**Set exercise:**
Where a line of the material contains the string "title", copy that line.

**Input rows:**

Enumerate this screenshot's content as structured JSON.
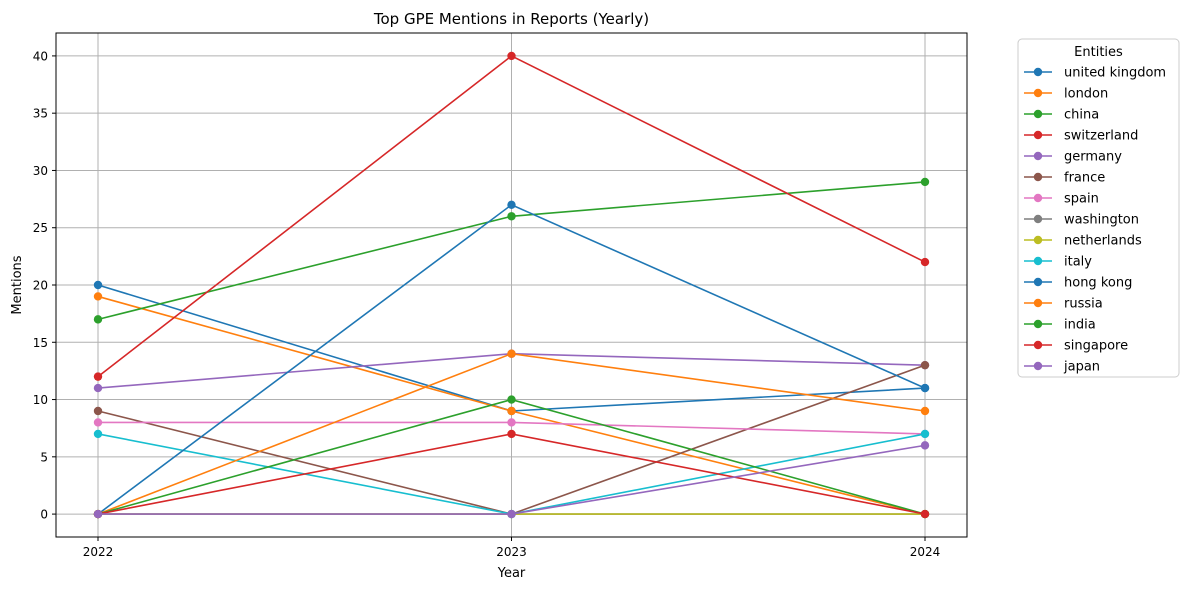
{
  "chart_data": {
    "type": "line",
    "title": "Top GPE Mentions in Reports (Yearly)",
    "xlabel": "Year",
    "ylabel": "Mentions",
    "x": [
      "2022",
      "2023",
      "2024"
    ],
    "ylim": [
      -2,
      42
    ],
    "yticks": [
      0,
      5,
      10,
      15,
      20,
      25,
      30,
      35,
      40
    ],
    "grid": true,
    "legend": {
      "title": "Entities",
      "placement": "outside-right"
    },
    "series": [
      {
        "name": "united kingdom",
        "color": "#1f77b4",
        "values": [
          20,
          9,
          11
        ]
      },
      {
        "name": "london",
        "color": "#ff7f0e",
        "values": [
          19,
          9,
          0
        ]
      },
      {
        "name": "china",
        "color": "#2ca02c",
        "values": [
          17,
          26,
          29
        ]
      },
      {
        "name": "switzerland",
        "color": "#d62728",
        "values": [
          12,
          40,
          22
        ]
      },
      {
        "name": "germany",
        "color": "#9467bd",
        "values": [
          11,
          14,
          13
        ]
      },
      {
        "name": "france",
        "color": "#8c564b",
        "values": [
          9,
          0,
          13
        ]
      },
      {
        "name": "spain",
        "color": "#e377c2",
        "values": [
          8,
          8,
          7
        ]
      },
      {
        "name": "washington",
        "color": "#7f7f7f",
        "values": [
          0,
          0,
          0
        ]
      },
      {
        "name": "netherlands",
        "color": "#bcbd22",
        "values": [
          0,
          0,
          0
        ]
      },
      {
        "name": "italy",
        "color": "#17becf",
        "values": [
          7,
          0,
          7
        ]
      },
      {
        "name": "hong kong",
        "color": "#1f77b4",
        "values": [
          0,
          27,
          11
        ]
      },
      {
        "name": "russia",
        "color": "#ff7f0e",
        "values": [
          0,
          14,
          9
        ]
      },
      {
        "name": "india",
        "color": "#2ca02c",
        "values": [
          0,
          10,
          0
        ]
      },
      {
        "name": "singapore",
        "color": "#d62728",
        "values": [
          0,
          7,
          0
        ]
      },
      {
        "name": "japan",
        "color": "#9467bd",
        "values": [
          0,
          0,
          6
        ]
      }
    ]
  }
}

**Result of this exercise:**
    "title": "Top GPE Mentions in Reports (Yearly)",
      "title": "Entities",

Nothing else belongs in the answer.